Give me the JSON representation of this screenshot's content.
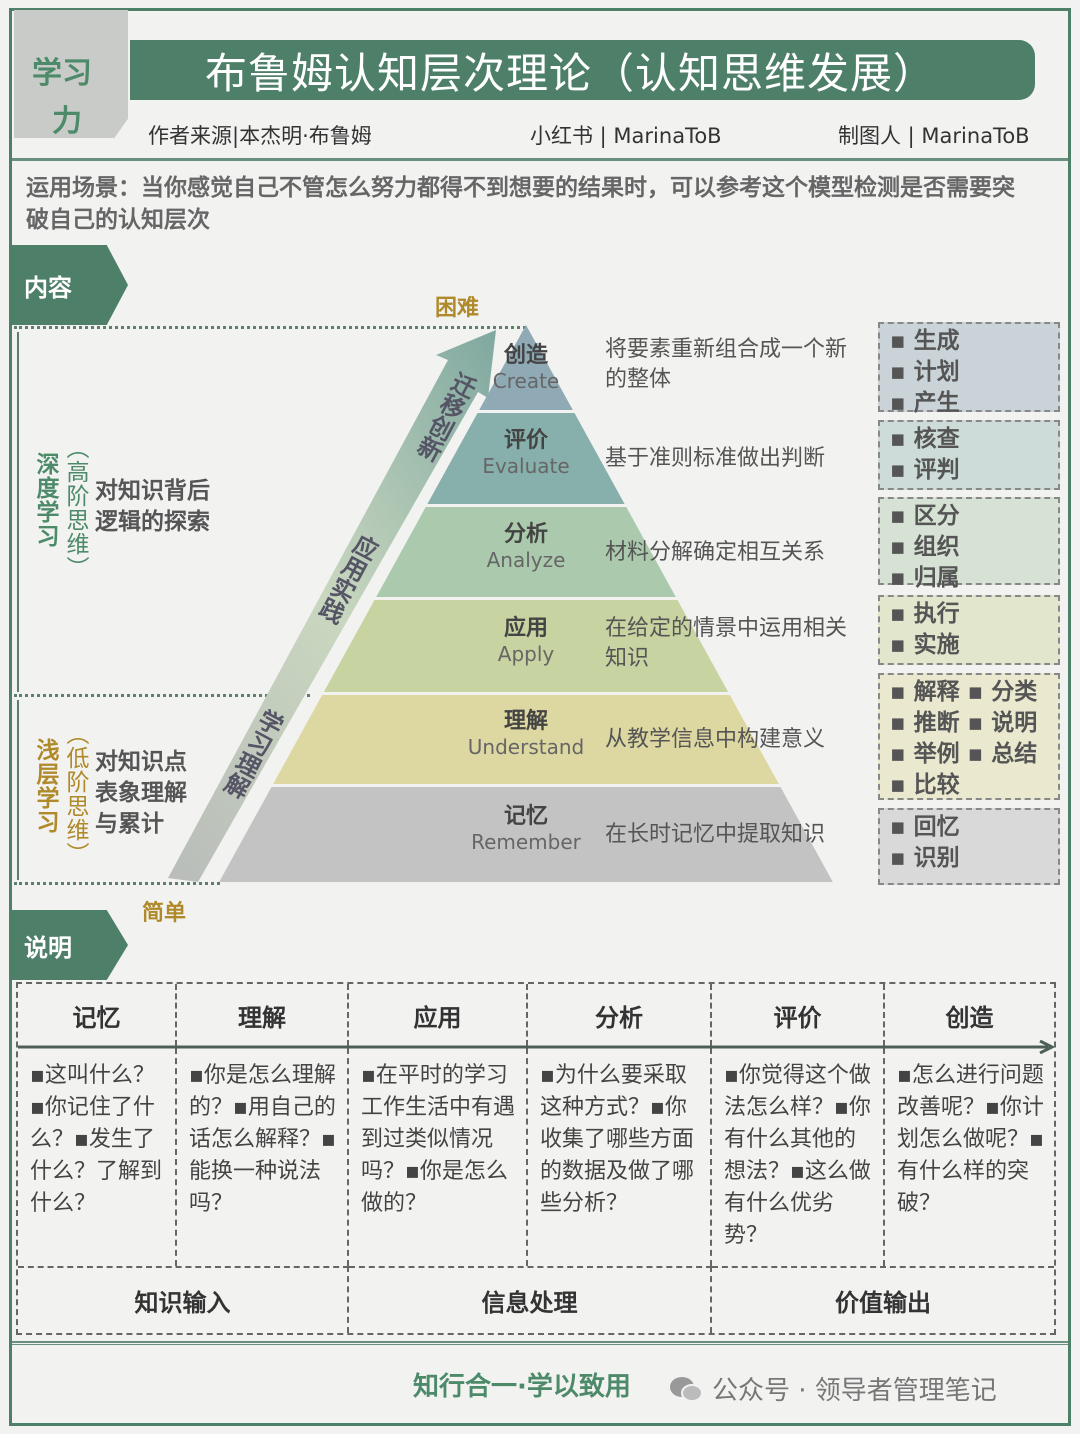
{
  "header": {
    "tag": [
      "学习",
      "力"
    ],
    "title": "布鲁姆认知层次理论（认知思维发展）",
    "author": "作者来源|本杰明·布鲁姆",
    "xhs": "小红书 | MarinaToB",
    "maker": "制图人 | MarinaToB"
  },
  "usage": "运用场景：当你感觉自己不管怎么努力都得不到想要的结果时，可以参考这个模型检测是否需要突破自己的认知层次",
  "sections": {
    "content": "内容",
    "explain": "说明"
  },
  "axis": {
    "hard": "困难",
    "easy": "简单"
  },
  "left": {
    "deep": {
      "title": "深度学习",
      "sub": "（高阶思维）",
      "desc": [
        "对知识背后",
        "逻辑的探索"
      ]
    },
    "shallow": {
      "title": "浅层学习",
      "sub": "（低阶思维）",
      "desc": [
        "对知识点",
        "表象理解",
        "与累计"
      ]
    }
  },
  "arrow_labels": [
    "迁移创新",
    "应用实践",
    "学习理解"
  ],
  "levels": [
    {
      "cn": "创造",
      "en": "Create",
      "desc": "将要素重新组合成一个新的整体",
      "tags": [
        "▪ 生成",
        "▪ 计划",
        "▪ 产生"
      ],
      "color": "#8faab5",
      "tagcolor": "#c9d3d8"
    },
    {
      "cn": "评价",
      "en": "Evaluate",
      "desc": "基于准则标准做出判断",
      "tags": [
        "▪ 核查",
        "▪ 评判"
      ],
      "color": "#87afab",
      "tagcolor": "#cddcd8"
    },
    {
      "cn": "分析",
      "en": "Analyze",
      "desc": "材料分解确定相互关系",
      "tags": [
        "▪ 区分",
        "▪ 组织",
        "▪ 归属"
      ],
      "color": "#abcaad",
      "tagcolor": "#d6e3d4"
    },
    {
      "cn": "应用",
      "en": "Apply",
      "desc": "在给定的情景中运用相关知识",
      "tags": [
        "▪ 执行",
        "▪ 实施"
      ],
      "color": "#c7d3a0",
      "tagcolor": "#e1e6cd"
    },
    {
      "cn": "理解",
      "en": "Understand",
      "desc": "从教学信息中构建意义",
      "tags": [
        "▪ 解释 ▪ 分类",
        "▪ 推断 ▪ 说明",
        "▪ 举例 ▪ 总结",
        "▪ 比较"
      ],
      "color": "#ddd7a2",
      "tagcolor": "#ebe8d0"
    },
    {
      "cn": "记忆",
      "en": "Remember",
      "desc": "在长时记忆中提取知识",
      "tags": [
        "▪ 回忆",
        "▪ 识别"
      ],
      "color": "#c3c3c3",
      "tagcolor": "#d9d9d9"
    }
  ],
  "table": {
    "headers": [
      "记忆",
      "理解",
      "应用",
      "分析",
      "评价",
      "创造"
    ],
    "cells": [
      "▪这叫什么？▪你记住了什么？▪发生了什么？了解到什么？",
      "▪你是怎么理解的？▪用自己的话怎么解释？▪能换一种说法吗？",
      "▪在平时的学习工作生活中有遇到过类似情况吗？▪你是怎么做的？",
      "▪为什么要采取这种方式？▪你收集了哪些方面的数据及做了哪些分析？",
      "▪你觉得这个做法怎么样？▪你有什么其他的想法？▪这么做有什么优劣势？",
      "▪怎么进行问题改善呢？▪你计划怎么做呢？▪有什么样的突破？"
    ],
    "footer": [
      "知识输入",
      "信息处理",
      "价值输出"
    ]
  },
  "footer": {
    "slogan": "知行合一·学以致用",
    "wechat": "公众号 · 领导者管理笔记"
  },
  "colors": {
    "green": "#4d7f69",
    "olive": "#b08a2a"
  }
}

■ **Written problem**
In your copy, leave out the pictures and reproduce the material above exactly.

■ **Worked answer**
Give me the JSON representation of this screenshot's content.
{
  "header": {
    "tag": [
      "学习",
      "力"
    ],
    "title": "布鲁姆认知层次理论（认知思维发展）",
    "author": "作者来源|本杰明·布鲁姆",
    "xhs": "小红书 | MarinaToB",
    "maker": "制图人 | MarinaToB"
  },
  "usage": "运用场景：当你感觉自己不管怎么努力都得不到想要的结果时，可以参考这个模型检测是否需要突破自己的认知层次",
  "sections": {
    "content": "内容",
    "explain": "说明"
  },
  "axis": {
    "hard": "困难",
    "easy": "简单"
  },
  "left": {
    "deep": {
      "title": "深度学习",
      "sub": "（高阶思维）",
      "desc": [
        "对知识背后",
        "逻辑的探索"
      ]
    },
    "shallow": {
      "title": "浅层学习",
      "sub": "（低阶思维）",
      "desc": [
        "对知识点",
        "表象理解",
        "与累计"
      ]
    }
  },
  "arrow_labels": [
    "迁移创新",
    "应用实践",
    "学习理解"
  ],
  "levels": [
    {
      "cn": "创造",
      "en": "Create",
      "desc": "将要素重新组合成一个新的整体",
      "tags": [
        "▪ 生成",
        "▪ 计划",
        "▪ 产生"
      ],
      "color": "#8faab5",
      "tagcolor": "#c9d3d8"
    },
    {
      "cn": "评价",
      "en": "Evaluate",
      "desc": "基于准则标准做出判断",
      "tags": [
        "▪ 核查",
        "▪ 评判"
      ],
      "color": "#87afab",
      "tagcolor": "#cddcd8"
    },
    {
      "cn": "分析",
      "en": "Analyze",
      "desc": "材料分解确定相互关系",
      "tags": [
        "▪ 区分",
        "▪ 组织",
        "▪ 归属"
      ],
      "color": "#abcaad",
      "tagcolor": "#d6e3d4"
    },
    {
      "cn": "应用",
      "en": "Apply",
      "desc": "在给定的情景中运用相关知识",
      "tags": [
        "▪ 执行",
        "▪ 实施"
      ],
      "color": "#c7d3a0",
      "tagcolor": "#e1e6cd"
    },
    {
      "cn": "理解",
      "en": "Understand",
      "desc": "从教学信息中构建意义",
      "tags": [
        "▪ 解释 ▪ 分类",
        "▪ 推断 ▪ 说明",
        "▪ 举例 ▪ 总结",
        "▪ 比较"
      ],
      "color": "#ddd7a2",
      "tagcolor": "#ebe8d0"
    },
    {
      "cn": "记忆",
      "en": "Remember",
      "desc": "在长时记忆中提取知识",
      "tags": [
        "▪ 回忆",
        "▪ 识别"
      ],
      "color": "#c3c3c3",
      "tagcolor": "#d9d9d9"
    }
  ],
  "table": {
    "headers": [
      "记忆",
      "理解",
      "应用",
      "分析",
      "评价",
      "创造"
    ],
    "cells": [
      "▪这叫什么？▪你记住了什么？▪发生了什么？了解到什么？",
      "▪你是怎么理解的？▪用自己的话怎么解释？▪能换一种说法吗？",
      "▪在平时的学习工作生活中有遇到过类似情况吗？▪你是怎么做的？",
      "▪为什么要采取这种方式？▪你收集了哪些方面的数据及做了哪些分析？",
      "▪你觉得这个做法怎么样？▪你有什么其他的想法？▪这么做有什么优劣势？",
      "▪怎么进行问题改善呢？▪你计划怎么做呢？▪有什么样的突破？"
    ],
    "footer": [
      "知识输入",
      "信息处理",
      "价值输出"
    ]
  },
  "footer": {
    "slogan": "知行合一·学以致用",
    "wechat": "公众号 · 领导者管理笔记"
  },
  "colors": {
    "green": "#4d7f69",
    "olive": "#b08a2a"
  }
}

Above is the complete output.